EXERCISE PROMPT
Once the pictures are set aside, transcribe the remaining data exactly.

PROVIDED ENTRIES
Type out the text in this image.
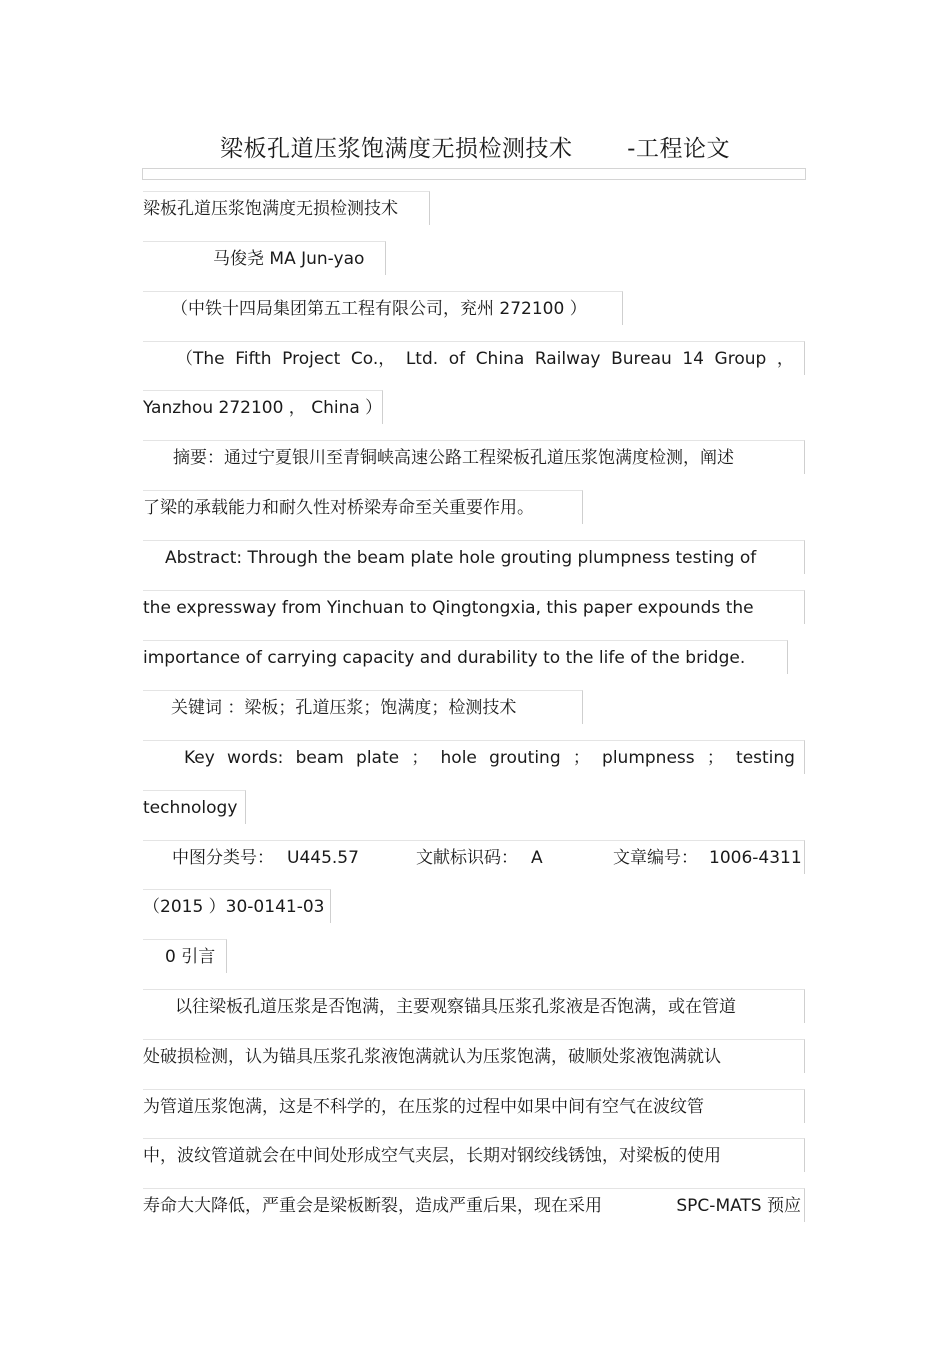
梁板孔道压浆饱满度无损检测技术       -工程论文
梁板孔道压浆饱满度无损检测技术
马俊尧 MA Jun-yao
（中铁十四局集团第五工程有限公司，兖州 272100 ）
（The Fifth Project Co.， Ltd. of China Railway Bureau 14 Group ，
Yanzhou 272100 ， China ）
摘要：通过宁夏银川至青铜峡高速公路工程梁板孔道压浆饱满度检测，阐述
了梁的承载能力和耐久性对桥梁寿命至关重要作用。
Abstract: Through the beam plate hole grouting plumpness testing of
the expressway from Yinchuan to Qingtongxia, this paper expounds the
importance of carrying capacity and durability to the life of the bridge.
关键词 ：梁板；孔道压浆；饱满度；检测技术
Key words: beam plate ； hole grouting ； plumpness ； testing
technology
中图分类号： U445.57	文献标识码： A	文章编号： 1006-4311
（2015 ）30-0141-03
0 引言
以往梁板孔道压浆是否饱满，主要观察锚具压浆孔浆液是否饱满，或在管道
处破损检测，认为锚具压浆孔浆液饱满就认为压浆饱满，破顺处浆液饱满就认
为管道压浆饱满，这是不科学的，在压浆的过程中如果中间有空气在波纹管
中，波纹管道就会在中间处形成空气夹层，长期对钢绞线锈蚀，对梁板的使用
寿命大大降低，严重会是梁板断裂，造成严重后果，现在采用	SPC-MATS 预应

CORRECT RESPONSE
Type out the text in this image.
梁板孔道压浆饱满度无损检测技术       -工程论文
梁板孔道压浆饱满度无损检测技术
马俊尧 MA Jun-yao
（中铁十四局集团第五工程有限公司，兖州 272100 ）
（The Fifth Project Co.， Ltd. of China Railway Bureau 14 Group ，
Yanzhou 272100 ， China ）
摘要：通过宁夏银川至青铜峡高速公路工程梁板孔道压浆饱满度检测，阐述
了梁的承载能力和耐久性对桥梁寿命至关重要作用。
Abstract: Through the beam plate hole grouting plumpness testing of
the expressway from Yinchuan to Qingtongxia, this paper expounds the
importance of carrying capacity and durability to the life of the bridge.
关键词 ：梁板；孔道压浆；饱满度；检测技术
Key words: beam plate ； hole grouting ； plumpness ； testing
technology
中图分类号： U445.57	文献标识码： A	文章编号： 1006-4311
（2015 ）30-0141-03
0 引言
以往梁板孔道压浆是否饱满，主要观察锚具压浆孔浆液是否饱满，或在管道
处破损检测，认为锚具压浆孔浆液饱满就认为压浆饱满，破顺处浆液饱满就认
为管道压浆饱满，这是不科学的，在压浆的过程中如果中间有空气在波纹管
中，波纹管道就会在中间处形成空气夹层，长期对钢绞线锈蚀，对梁板的使用
寿命大大降低，严重会是梁板断裂，造成严重后果，现在采用	SPC-MATS 预应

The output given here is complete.